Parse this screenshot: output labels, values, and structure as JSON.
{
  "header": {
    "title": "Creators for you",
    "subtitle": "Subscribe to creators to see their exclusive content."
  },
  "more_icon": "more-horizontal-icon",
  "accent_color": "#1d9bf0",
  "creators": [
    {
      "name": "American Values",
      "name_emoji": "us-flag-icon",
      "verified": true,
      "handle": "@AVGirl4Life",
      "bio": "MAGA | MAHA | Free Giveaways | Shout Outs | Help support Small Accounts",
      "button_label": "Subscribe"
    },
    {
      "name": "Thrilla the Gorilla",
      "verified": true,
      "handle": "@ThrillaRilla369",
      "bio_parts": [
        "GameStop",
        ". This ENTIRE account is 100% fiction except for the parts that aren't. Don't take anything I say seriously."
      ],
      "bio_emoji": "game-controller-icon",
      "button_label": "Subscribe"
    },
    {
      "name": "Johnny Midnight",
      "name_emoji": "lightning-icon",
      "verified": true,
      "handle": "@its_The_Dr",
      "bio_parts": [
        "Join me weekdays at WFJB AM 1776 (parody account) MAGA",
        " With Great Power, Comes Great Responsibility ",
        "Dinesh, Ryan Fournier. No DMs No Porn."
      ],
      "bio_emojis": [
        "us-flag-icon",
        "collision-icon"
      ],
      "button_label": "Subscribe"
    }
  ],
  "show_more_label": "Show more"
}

::::

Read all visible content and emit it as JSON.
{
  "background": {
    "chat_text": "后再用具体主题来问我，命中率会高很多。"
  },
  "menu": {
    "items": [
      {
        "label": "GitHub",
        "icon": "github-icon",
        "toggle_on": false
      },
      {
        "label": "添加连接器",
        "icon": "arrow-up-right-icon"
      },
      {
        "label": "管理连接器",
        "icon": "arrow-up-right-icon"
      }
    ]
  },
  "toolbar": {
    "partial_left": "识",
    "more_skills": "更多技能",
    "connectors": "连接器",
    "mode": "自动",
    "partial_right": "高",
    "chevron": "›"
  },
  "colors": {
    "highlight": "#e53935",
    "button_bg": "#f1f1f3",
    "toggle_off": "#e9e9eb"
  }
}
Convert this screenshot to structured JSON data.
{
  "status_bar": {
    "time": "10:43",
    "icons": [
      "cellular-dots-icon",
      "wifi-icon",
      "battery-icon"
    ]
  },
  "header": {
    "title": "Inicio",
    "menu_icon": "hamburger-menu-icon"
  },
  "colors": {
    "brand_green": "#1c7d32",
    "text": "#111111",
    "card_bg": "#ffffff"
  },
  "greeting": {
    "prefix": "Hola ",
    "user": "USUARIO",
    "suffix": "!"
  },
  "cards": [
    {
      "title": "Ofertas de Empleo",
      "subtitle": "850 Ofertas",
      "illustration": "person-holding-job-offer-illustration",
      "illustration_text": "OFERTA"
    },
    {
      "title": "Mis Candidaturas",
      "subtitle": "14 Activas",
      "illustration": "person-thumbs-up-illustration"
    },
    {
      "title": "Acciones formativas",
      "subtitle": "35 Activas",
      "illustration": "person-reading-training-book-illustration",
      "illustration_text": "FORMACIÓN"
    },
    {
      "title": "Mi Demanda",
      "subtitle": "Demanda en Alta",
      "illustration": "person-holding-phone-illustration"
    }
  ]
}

::::

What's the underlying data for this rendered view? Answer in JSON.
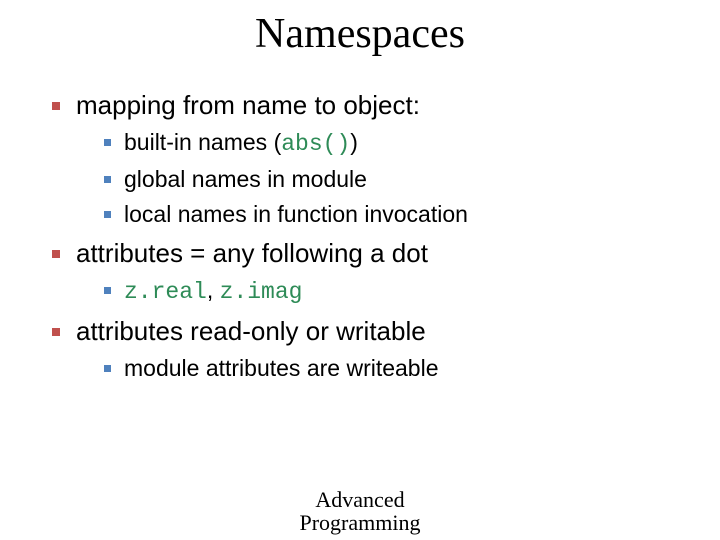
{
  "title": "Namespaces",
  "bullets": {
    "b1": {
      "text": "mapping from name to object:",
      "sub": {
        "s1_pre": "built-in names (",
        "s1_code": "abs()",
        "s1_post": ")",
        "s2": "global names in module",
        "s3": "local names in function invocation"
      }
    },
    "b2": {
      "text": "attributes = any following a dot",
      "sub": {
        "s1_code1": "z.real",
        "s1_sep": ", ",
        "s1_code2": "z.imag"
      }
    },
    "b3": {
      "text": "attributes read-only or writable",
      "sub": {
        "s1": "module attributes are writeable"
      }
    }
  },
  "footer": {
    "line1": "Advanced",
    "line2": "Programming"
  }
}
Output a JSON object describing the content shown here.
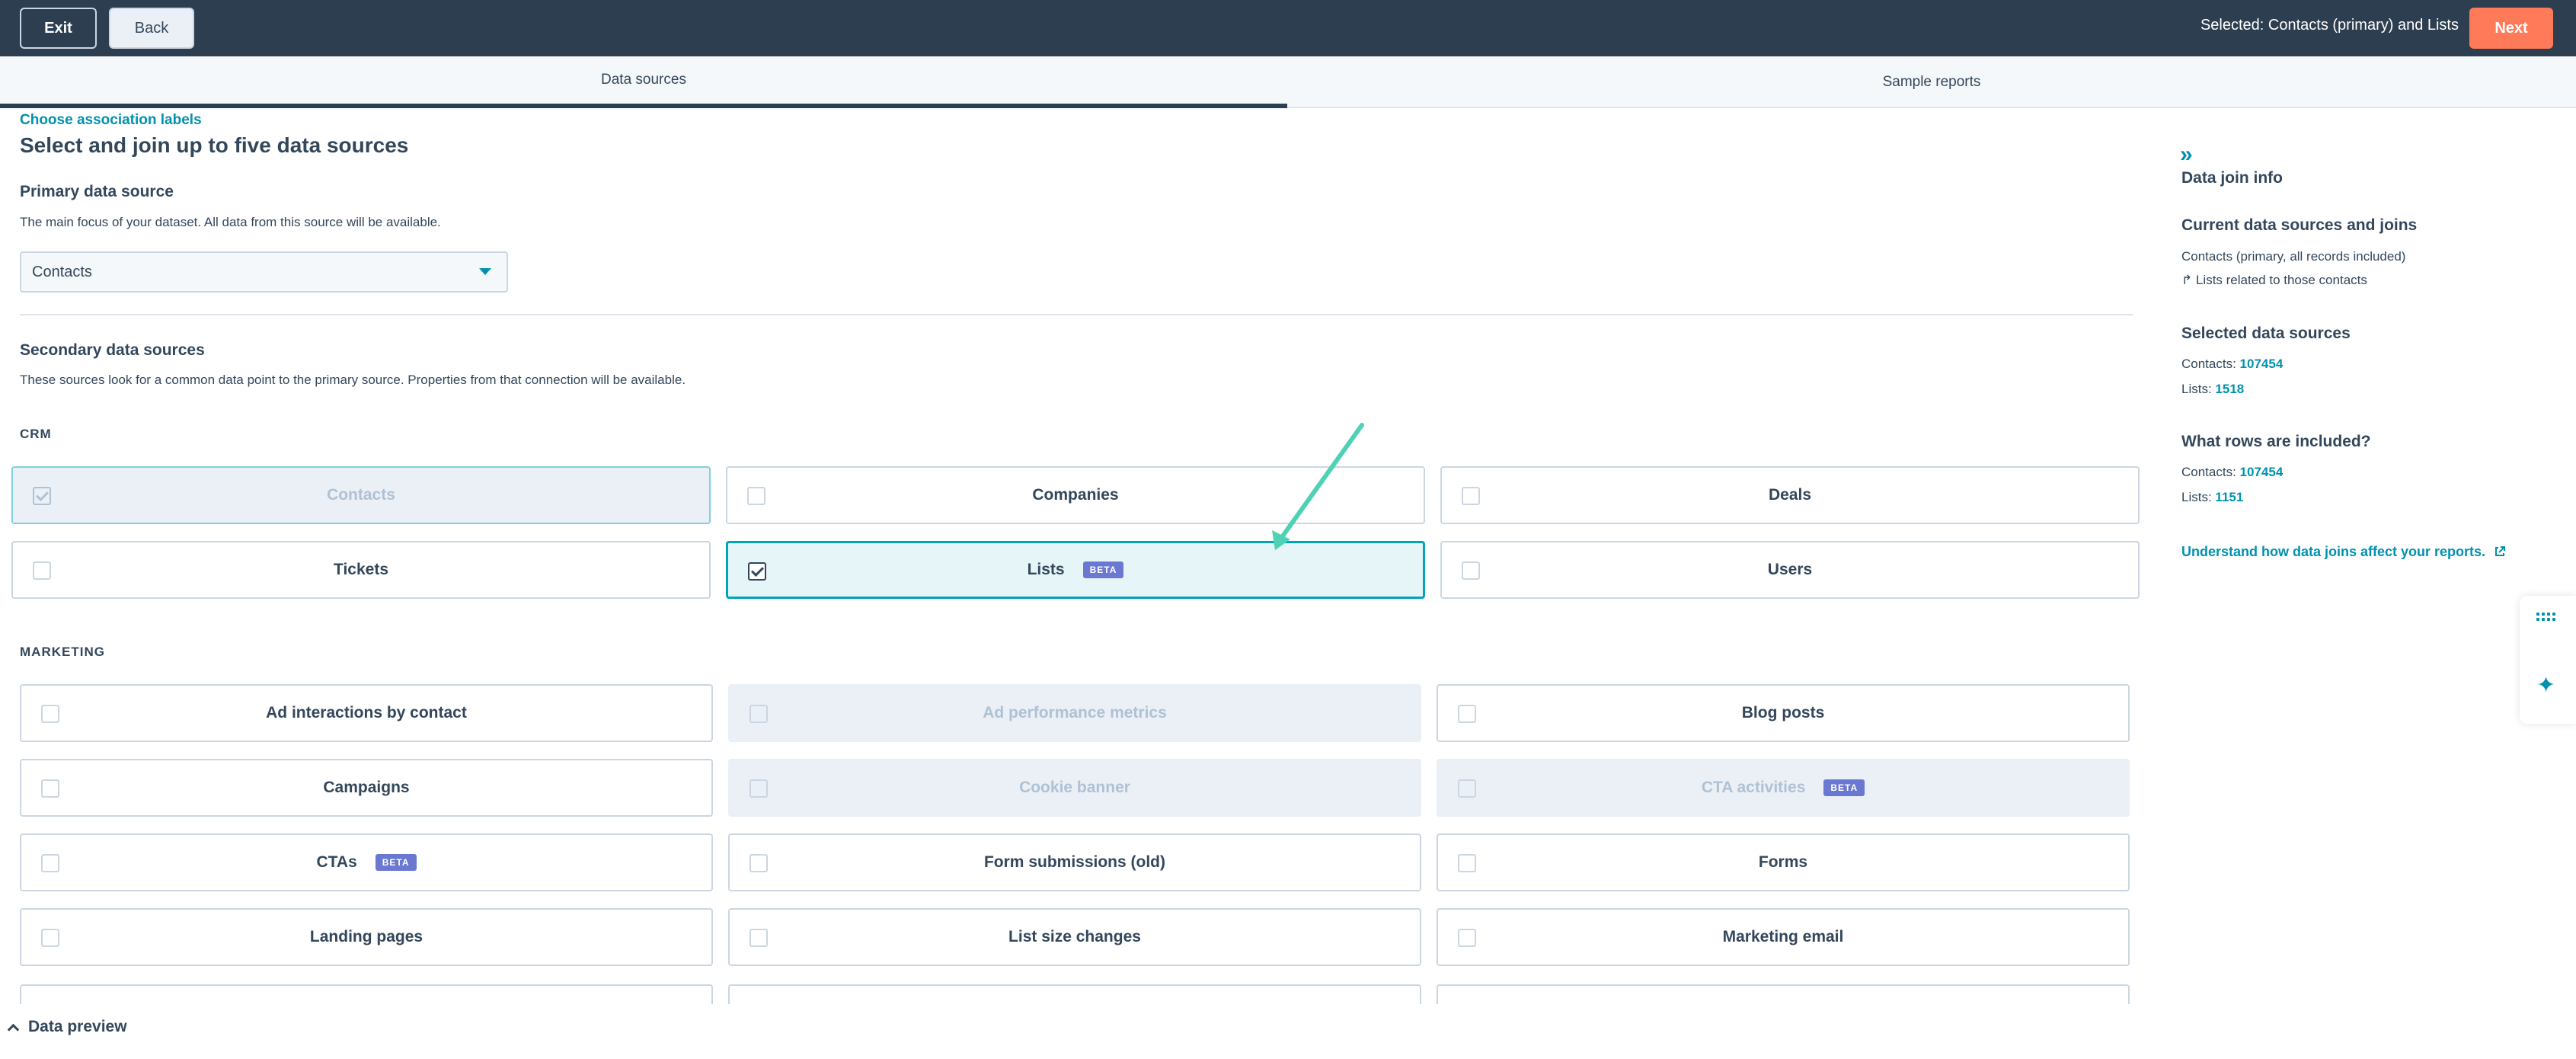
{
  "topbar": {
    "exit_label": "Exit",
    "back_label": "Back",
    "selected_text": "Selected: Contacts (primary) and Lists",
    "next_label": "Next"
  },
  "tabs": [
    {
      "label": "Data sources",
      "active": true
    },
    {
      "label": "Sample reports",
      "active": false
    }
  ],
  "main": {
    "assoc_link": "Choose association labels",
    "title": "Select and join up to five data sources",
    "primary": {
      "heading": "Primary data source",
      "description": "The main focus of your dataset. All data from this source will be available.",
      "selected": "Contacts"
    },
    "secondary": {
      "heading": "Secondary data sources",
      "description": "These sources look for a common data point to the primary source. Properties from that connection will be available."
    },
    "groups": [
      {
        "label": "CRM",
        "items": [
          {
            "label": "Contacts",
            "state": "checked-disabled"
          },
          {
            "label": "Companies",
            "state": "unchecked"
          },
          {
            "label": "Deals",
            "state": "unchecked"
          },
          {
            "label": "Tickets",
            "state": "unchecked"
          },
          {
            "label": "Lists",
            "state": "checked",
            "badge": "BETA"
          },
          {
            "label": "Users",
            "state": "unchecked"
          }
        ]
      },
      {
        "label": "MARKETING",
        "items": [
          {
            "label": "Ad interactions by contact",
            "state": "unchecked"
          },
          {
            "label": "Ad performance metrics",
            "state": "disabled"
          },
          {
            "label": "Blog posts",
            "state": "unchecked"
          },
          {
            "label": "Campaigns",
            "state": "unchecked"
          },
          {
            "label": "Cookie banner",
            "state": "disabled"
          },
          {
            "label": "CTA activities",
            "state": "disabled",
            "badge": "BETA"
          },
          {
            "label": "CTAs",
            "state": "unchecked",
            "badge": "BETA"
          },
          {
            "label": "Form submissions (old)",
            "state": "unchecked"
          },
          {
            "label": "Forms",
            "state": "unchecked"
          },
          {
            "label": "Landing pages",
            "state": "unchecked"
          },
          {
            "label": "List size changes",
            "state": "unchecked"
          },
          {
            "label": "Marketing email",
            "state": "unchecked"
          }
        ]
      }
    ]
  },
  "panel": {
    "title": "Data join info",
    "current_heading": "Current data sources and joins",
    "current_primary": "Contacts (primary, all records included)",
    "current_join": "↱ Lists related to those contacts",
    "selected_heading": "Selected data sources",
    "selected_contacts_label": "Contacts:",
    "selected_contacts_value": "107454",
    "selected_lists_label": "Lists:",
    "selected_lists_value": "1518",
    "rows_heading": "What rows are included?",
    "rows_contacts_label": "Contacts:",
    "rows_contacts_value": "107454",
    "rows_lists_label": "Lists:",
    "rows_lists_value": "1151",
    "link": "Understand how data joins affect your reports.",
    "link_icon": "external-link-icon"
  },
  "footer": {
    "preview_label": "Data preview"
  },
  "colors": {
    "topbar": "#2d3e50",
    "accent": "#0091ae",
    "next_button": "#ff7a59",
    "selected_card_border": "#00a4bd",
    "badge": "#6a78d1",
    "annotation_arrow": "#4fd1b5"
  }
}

::::

→ **What you need to do**:
Find the lines containing "attributes" and list every one of them.

→ **Answer to this problem**:
      "text": "attributes = any following a dot",
      "text": "attributes read-only or writable",
        "s1": "module attributes are writeable"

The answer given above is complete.